- _Do this_: Scan the data below for the string "broom". Copy every line where it appears.

[Data records]
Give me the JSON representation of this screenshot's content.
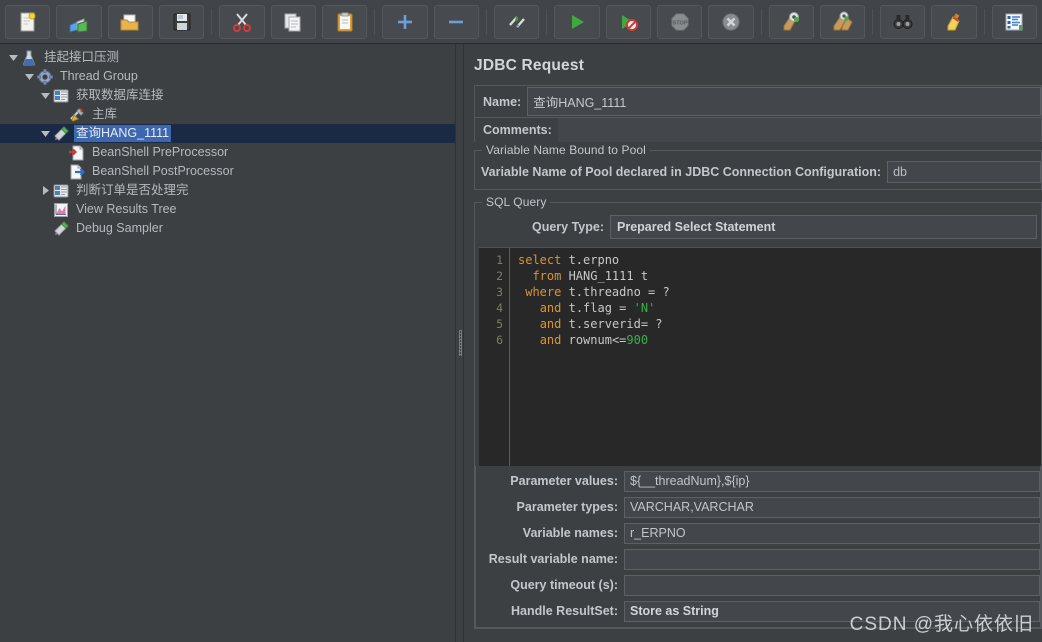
{
  "toolbar": {
    "buttons": [
      {
        "name": "new-button",
        "icon": "new-file-icon",
        "label": "New"
      },
      {
        "name": "templates-button",
        "icon": "templates-icon",
        "label": "Templates"
      },
      {
        "name": "open-button",
        "icon": "open-folder-icon",
        "label": "Open"
      },
      {
        "name": "save-button",
        "icon": "save-floppy-icon",
        "label": "Save Test Plan"
      },
      {
        "name": "cut-button",
        "icon": "scissors-icon",
        "label": "Cut"
      },
      {
        "name": "copy-button",
        "icon": "copy-pages-icon",
        "label": "Copy"
      },
      {
        "name": "paste-button",
        "icon": "clipboard-icon",
        "label": "Paste"
      },
      {
        "name": "expand-all-button",
        "icon": "plus-icon",
        "label": "Expand All"
      },
      {
        "name": "collapse-all-button",
        "icon": "minus-icon",
        "label": "Collapse All"
      },
      {
        "name": "toggle-button",
        "icon": "toggle-pencil-icon",
        "label": "Toggle"
      },
      {
        "name": "start-button",
        "icon": "green-play-icon",
        "label": "Start"
      },
      {
        "name": "start-no-pauses-button",
        "icon": "play-no-pause-icon",
        "label": "Start no pauses"
      },
      {
        "name": "stop-button",
        "icon": "stop-sign-icon",
        "label": "Stop"
      },
      {
        "name": "shutdown-button",
        "icon": "shutdown-x-icon",
        "label": "Shutdown"
      },
      {
        "name": "clear-button",
        "icon": "gear-broom-icon",
        "label": "Clear"
      },
      {
        "name": "clear-all-button",
        "icon": "gear-broom-all-icon",
        "label": "Clear All"
      },
      {
        "name": "search-button",
        "icon": "binoculars-icon",
        "label": "Search"
      },
      {
        "name": "reset-search-button",
        "icon": "broom-icon",
        "label": "Reset Search"
      },
      {
        "name": "function-helper-button",
        "icon": "list-lines-icon",
        "label": "Function Helper Dialog"
      }
    ]
  },
  "tree": {
    "items": [
      {
        "label": "挂起接口压测",
        "icon": "test-plan-icon",
        "depth": 0,
        "expanded": true,
        "has_toggle": true,
        "selected": false
      },
      {
        "label": "Thread Group",
        "icon": "thread-group-icon",
        "depth": 1,
        "expanded": true,
        "has_toggle": true,
        "selected": false
      },
      {
        "label": "获取数据库连接",
        "icon": "jdbc-config-icon",
        "depth": 2,
        "expanded": true,
        "has_toggle": true,
        "selected": false
      },
      {
        "label": "主库",
        "icon": "jdbc-connection-icon",
        "depth": 3,
        "expanded": false,
        "has_toggle": false,
        "selected": false
      },
      {
        "label": "查询HANG_1111",
        "icon": "jdbc-request-icon",
        "depth": 2,
        "expanded": true,
        "has_toggle": true,
        "selected": true
      },
      {
        "label": "BeanShell PreProcessor",
        "icon": "beanshell-pre-icon",
        "depth": 3,
        "expanded": false,
        "has_toggle": false,
        "selected": false
      },
      {
        "label": "BeanShell PostProcessor",
        "icon": "beanshell-post-icon",
        "depth": 3,
        "expanded": false,
        "has_toggle": false,
        "selected": false
      },
      {
        "label": "判断订单是否处理完",
        "icon": "jdbc-config-icon",
        "depth": 2,
        "expanded": false,
        "has_toggle": true,
        "selected": false
      },
      {
        "label": "View Results Tree",
        "icon": "view-results-tree-icon",
        "depth": 2,
        "expanded": false,
        "has_toggle": false,
        "selected": false
      },
      {
        "label": "Debug Sampler",
        "icon": "debug-sampler-icon",
        "depth": 2,
        "expanded": false,
        "has_toggle": false,
        "selected": false
      }
    ]
  },
  "main": {
    "title": "JDBC Request",
    "name_label": "Name:",
    "name_value": "查询HANG_1111",
    "comments_label": "Comments:",
    "comments_value": "",
    "pool_group_title": "Variable Name Bound to Pool",
    "pool_label": "Variable Name of Pool declared in JDBC Connection Configuration:",
    "pool_value": "db",
    "sql_group_title": "SQL Query",
    "query_type_label": "Query Type:",
    "query_type_value": "Prepared Select Statement",
    "sql_lines": [
      {
        "n": "1",
        "tokens": [
          {
            "t": "select",
            "c": "kw"
          },
          {
            "t": " t.erpno",
            "c": "id"
          }
        ]
      },
      {
        "n": "2",
        "tokens": [
          {
            "t": "  ",
            "c": "id"
          },
          {
            "t": "from",
            "c": "kw"
          },
          {
            "t": " HANG_1111 t",
            "c": "id"
          }
        ]
      },
      {
        "n": "3",
        "tokens": [
          {
            "t": " ",
            "c": "id"
          },
          {
            "t": "where",
            "c": "kw"
          },
          {
            "t": " t.threadno = ?",
            "c": "id"
          }
        ]
      },
      {
        "n": "4",
        "tokens": [
          {
            "t": "   ",
            "c": "id"
          },
          {
            "t": "and",
            "c": "kw"
          },
          {
            "t": " t.flag = ",
            "c": "id"
          },
          {
            "t": "'N'",
            "c": "str"
          }
        ]
      },
      {
        "n": "5",
        "tokens": [
          {
            "t": "   ",
            "c": "id"
          },
          {
            "t": "and",
            "c": "kw"
          },
          {
            "t": " t.serverid= ?",
            "c": "id"
          }
        ]
      },
      {
        "n": "6",
        "tokens": [
          {
            "t": "   ",
            "c": "id"
          },
          {
            "t": "and",
            "c": "kw"
          },
          {
            "t": " rownum<=",
            "c": "id"
          },
          {
            "t": "900",
            "c": "num"
          }
        ]
      }
    ],
    "params": [
      {
        "name": "parameter-values",
        "label": "Parameter values:",
        "value": "${__threadNum},${ip}",
        "combo": false
      },
      {
        "name": "parameter-types",
        "label": "Parameter types:",
        "value": "VARCHAR,VARCHAR",
        "combo": false
      },
      {
        "name": "variable-names",
        "label": "Variable names:",
        "value": "r_ERPNO",
        "combo": false
      },
      {
        "name": "result-variable-name",
        "label": "Result variable name:",
        "value": "",
        "combo": false
      },
      {
        "name": "query-timeout",
        "label": "Query timeout (s):",
        "value": "",
        "combo": false
      },
      {
        "name": "handle-resultset",
        "label": "Handle ResultSet:",
        "value": "Store as String",
        "combo": true
      }
    ]
  },
  "watermark": {
    "text": "CSDN @我心依依旧"
  },
  "colors": {
    "panel_bg": "#3c4043",
    "toolbar_bg": "#414549",
    "editor_bg": "#282828",
    "selection_row": "#1b2a44",
    "selection_text": "#3d68b0",
    "keyword": "#d99331",
    "string": "#35b14a",
    "text": "#c8c8c8"
  }
}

- _In response_:
        "icon": "gear-broom-icon",
        "icon": "gear-broom-all-icon",
        "icon": "broom-icon",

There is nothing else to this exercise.